**Material for the task**
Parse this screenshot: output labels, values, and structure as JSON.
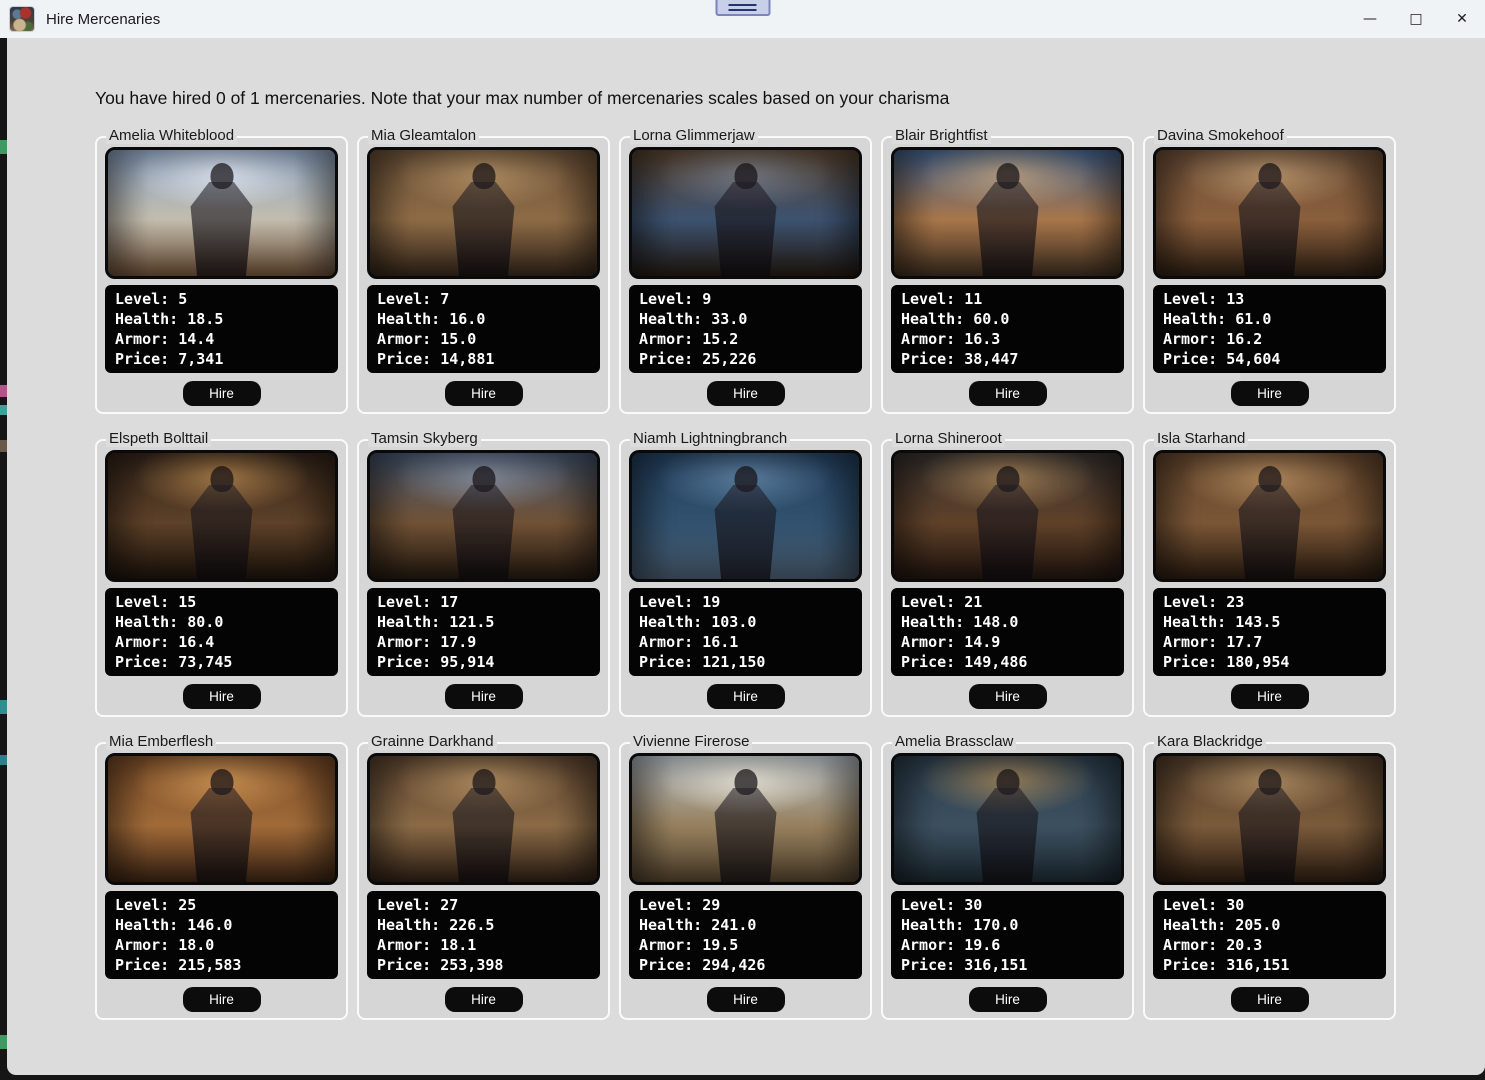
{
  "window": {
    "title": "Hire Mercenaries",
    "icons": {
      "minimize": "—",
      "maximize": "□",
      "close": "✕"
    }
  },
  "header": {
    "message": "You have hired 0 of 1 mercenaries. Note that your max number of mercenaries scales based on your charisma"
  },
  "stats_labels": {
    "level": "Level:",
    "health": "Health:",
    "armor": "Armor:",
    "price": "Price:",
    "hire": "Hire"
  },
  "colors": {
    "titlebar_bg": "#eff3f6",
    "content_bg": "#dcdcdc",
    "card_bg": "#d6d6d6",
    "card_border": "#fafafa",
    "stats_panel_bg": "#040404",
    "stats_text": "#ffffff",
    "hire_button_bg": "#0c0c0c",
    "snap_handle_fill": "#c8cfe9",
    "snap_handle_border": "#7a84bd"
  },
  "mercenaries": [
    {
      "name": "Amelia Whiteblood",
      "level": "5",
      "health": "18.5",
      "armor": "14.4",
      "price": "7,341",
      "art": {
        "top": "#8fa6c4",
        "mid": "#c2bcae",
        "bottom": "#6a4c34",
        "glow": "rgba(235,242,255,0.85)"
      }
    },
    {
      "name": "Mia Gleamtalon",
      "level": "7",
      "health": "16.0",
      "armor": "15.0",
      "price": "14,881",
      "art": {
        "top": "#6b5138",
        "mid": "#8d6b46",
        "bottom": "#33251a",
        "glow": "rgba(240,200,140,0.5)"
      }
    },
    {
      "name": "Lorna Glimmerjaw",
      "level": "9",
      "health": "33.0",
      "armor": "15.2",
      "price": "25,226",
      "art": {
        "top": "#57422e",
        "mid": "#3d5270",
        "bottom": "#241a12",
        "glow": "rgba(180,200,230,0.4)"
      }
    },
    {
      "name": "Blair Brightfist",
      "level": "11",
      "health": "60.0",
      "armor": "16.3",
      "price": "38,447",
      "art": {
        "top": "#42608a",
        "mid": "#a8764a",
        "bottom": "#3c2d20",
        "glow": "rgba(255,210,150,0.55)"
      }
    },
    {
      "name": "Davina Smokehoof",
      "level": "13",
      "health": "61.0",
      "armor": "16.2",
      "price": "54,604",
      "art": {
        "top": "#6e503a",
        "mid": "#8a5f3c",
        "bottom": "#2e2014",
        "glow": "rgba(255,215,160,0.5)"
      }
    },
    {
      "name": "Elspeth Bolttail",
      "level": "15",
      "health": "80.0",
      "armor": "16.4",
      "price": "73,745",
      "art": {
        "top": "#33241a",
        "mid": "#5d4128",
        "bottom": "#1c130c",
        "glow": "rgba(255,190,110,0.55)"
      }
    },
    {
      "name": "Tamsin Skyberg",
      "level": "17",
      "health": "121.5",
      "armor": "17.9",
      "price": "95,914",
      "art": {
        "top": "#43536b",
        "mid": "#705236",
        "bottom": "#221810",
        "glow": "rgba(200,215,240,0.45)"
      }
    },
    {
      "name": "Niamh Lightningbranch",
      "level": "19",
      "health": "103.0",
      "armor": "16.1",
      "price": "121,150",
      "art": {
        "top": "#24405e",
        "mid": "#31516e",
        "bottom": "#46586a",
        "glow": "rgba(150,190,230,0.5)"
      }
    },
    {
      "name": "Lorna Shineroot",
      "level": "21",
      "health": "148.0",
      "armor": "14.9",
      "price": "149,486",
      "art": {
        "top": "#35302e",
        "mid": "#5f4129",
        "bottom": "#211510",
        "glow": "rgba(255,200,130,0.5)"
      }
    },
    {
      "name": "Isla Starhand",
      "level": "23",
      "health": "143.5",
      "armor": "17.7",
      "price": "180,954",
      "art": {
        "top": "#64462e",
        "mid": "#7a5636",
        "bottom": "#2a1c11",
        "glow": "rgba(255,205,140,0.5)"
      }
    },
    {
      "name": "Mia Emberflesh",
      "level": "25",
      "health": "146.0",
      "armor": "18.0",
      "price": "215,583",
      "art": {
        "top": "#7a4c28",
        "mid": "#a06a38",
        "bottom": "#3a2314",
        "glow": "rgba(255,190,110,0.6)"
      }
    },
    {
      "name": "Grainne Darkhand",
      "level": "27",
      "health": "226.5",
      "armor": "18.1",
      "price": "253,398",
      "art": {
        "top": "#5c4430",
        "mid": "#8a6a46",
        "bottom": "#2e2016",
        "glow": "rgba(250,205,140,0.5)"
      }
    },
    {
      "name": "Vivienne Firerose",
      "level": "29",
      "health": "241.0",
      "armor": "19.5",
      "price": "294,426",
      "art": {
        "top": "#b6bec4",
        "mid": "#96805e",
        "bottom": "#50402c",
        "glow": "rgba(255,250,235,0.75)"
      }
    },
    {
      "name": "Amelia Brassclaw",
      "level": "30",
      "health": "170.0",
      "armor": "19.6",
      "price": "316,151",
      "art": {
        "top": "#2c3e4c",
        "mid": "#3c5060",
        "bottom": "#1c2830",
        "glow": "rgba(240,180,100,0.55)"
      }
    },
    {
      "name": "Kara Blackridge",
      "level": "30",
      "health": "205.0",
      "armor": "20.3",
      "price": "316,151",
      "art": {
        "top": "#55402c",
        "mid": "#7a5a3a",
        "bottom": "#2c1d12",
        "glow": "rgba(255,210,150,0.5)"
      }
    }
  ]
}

**Prompt**
Copy all lines from the listing that contain "Amelia".

**Task answer**
      "name": "Amelia Whiteblood",
      "name": "Amelia Brassclaw",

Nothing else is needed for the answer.